◆ JOB
Wherever "StopWatch" appears in a line, copy that line.
## Start
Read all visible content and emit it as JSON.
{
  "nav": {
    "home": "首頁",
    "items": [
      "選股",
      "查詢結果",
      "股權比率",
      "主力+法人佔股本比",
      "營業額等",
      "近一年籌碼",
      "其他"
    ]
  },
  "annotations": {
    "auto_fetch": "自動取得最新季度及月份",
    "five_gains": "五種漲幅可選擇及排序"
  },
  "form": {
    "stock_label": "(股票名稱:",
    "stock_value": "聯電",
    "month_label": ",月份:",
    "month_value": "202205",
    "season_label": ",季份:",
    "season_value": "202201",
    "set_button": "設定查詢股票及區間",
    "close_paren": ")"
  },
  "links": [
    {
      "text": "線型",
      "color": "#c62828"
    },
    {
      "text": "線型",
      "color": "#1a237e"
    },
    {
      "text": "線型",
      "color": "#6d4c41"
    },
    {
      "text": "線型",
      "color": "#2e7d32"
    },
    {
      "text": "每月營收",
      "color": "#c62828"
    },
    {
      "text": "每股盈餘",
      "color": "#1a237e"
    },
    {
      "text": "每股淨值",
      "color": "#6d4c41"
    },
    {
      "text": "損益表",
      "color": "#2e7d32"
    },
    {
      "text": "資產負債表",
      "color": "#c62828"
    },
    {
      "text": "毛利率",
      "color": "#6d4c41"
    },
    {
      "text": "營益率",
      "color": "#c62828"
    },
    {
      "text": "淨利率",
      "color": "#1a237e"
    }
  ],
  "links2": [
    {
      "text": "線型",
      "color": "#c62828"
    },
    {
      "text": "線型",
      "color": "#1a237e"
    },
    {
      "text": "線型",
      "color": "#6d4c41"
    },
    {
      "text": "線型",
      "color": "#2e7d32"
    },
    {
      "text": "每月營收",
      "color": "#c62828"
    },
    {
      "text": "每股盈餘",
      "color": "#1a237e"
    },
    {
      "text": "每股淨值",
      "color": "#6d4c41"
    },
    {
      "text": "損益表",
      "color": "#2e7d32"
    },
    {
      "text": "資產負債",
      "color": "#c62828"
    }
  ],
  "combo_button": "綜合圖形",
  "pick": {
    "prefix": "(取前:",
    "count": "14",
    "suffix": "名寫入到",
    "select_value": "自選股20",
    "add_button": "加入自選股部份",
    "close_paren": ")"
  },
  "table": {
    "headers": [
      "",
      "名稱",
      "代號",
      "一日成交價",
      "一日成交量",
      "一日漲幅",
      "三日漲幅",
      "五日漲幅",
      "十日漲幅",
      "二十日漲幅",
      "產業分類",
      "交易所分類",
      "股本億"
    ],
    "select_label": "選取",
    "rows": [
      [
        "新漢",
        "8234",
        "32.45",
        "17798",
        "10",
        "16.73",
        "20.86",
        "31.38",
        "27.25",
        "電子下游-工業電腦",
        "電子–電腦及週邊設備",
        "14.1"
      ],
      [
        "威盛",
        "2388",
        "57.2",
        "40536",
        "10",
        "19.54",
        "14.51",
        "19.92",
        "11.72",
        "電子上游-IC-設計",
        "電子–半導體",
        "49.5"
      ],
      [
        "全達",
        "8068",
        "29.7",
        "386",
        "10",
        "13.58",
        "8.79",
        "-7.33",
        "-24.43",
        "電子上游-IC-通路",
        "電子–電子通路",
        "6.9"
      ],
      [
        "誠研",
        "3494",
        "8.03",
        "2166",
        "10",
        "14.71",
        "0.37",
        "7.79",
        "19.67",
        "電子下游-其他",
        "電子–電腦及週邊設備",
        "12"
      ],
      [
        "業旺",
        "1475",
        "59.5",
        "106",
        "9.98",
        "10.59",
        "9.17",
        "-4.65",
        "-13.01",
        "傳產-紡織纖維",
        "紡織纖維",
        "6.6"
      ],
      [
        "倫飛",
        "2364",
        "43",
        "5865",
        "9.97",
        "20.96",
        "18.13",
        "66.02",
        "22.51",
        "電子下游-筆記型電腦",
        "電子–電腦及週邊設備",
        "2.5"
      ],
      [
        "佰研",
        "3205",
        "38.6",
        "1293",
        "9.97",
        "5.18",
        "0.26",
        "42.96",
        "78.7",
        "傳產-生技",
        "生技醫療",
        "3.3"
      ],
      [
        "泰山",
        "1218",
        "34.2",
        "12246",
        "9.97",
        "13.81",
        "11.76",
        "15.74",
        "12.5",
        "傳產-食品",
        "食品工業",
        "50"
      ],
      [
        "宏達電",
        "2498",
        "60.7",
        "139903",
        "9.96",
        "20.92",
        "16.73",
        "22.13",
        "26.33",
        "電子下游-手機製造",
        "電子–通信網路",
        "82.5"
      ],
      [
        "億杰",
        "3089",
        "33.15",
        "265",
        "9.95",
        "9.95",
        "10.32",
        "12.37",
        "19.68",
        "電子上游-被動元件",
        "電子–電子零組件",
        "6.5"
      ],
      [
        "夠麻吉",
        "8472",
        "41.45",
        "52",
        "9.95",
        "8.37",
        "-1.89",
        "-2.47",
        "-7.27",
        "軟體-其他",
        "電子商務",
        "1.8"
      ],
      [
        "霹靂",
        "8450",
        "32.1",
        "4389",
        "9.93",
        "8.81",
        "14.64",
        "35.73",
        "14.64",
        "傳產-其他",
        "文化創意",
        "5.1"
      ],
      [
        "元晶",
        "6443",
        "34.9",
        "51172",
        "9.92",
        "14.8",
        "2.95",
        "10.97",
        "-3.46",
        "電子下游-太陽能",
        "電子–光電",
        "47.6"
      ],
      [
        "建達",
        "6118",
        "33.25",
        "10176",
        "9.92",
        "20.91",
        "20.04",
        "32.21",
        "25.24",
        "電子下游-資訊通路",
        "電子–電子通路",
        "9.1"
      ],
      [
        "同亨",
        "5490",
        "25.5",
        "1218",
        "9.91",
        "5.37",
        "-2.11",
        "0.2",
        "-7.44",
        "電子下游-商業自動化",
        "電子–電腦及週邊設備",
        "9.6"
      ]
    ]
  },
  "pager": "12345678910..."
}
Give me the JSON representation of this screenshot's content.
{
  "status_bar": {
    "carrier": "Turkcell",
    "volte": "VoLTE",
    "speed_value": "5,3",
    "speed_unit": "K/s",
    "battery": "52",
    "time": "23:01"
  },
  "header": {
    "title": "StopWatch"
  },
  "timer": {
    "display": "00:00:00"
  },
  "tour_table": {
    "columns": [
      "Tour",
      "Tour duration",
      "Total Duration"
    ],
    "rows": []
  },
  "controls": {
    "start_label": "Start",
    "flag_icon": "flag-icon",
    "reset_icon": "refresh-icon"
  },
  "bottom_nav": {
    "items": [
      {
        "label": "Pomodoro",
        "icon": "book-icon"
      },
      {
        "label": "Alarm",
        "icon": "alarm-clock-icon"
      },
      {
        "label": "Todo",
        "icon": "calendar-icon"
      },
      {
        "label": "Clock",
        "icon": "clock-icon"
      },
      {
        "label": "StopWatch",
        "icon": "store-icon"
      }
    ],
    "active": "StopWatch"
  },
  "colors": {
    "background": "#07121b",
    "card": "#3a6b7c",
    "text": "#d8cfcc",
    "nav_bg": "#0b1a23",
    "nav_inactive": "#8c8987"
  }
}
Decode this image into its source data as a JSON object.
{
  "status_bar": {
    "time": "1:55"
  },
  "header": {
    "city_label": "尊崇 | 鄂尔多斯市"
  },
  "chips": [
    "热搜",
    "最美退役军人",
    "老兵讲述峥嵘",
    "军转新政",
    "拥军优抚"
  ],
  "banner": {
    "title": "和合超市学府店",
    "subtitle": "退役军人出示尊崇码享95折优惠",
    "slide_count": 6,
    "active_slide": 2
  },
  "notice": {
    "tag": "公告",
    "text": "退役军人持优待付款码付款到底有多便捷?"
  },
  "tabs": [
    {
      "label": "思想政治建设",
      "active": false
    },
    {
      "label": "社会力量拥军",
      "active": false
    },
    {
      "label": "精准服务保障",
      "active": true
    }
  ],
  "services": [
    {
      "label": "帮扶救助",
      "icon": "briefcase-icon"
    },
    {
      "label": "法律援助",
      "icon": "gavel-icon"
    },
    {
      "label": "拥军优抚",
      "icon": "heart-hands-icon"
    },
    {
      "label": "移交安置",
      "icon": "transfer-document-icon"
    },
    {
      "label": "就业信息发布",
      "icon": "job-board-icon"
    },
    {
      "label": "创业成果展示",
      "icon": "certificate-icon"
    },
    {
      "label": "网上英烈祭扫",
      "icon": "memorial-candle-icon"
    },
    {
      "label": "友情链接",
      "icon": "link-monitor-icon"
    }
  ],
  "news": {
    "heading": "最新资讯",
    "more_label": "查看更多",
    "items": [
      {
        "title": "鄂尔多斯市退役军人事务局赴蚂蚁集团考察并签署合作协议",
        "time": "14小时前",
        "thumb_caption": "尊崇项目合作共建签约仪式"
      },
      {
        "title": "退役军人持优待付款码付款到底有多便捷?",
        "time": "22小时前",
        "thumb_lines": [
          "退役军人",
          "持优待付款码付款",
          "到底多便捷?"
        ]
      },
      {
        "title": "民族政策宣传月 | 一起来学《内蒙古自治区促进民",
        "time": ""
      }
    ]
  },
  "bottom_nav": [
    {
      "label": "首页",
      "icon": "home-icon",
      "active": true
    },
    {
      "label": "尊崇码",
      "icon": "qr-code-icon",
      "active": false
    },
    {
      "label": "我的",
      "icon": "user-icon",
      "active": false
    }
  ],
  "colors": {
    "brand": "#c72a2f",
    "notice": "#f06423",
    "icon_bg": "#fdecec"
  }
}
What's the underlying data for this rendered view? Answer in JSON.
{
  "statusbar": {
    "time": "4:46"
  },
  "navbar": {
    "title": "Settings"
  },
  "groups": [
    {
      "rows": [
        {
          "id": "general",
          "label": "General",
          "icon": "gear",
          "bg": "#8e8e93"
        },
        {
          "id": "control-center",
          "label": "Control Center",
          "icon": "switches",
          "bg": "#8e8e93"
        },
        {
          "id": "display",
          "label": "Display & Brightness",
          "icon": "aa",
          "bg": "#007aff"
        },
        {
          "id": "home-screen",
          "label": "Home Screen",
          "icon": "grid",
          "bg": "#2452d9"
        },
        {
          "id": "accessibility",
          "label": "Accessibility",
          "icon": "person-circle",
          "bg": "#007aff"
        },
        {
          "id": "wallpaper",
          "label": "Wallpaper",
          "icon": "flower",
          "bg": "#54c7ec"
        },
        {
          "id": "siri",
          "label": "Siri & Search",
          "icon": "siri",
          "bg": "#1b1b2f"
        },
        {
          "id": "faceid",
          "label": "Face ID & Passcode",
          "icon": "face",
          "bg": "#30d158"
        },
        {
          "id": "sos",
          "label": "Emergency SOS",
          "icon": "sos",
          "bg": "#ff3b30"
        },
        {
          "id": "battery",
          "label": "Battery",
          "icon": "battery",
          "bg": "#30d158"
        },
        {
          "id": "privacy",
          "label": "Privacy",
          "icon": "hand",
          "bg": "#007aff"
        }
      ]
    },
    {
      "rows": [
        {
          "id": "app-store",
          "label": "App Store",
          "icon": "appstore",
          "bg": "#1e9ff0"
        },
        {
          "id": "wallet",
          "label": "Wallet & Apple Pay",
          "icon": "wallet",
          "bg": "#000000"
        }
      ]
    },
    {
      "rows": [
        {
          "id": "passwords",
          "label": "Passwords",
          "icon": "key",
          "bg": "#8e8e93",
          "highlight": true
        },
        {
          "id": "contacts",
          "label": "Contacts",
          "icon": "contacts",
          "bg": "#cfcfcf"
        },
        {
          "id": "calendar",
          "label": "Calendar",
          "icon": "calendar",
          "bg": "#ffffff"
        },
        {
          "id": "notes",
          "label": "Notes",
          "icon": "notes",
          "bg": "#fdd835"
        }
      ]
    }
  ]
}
## End
◆ TASK SOLUTION
    "title": "StopWatch"
        "label": "StopWatch",
    "active": "StopWatch"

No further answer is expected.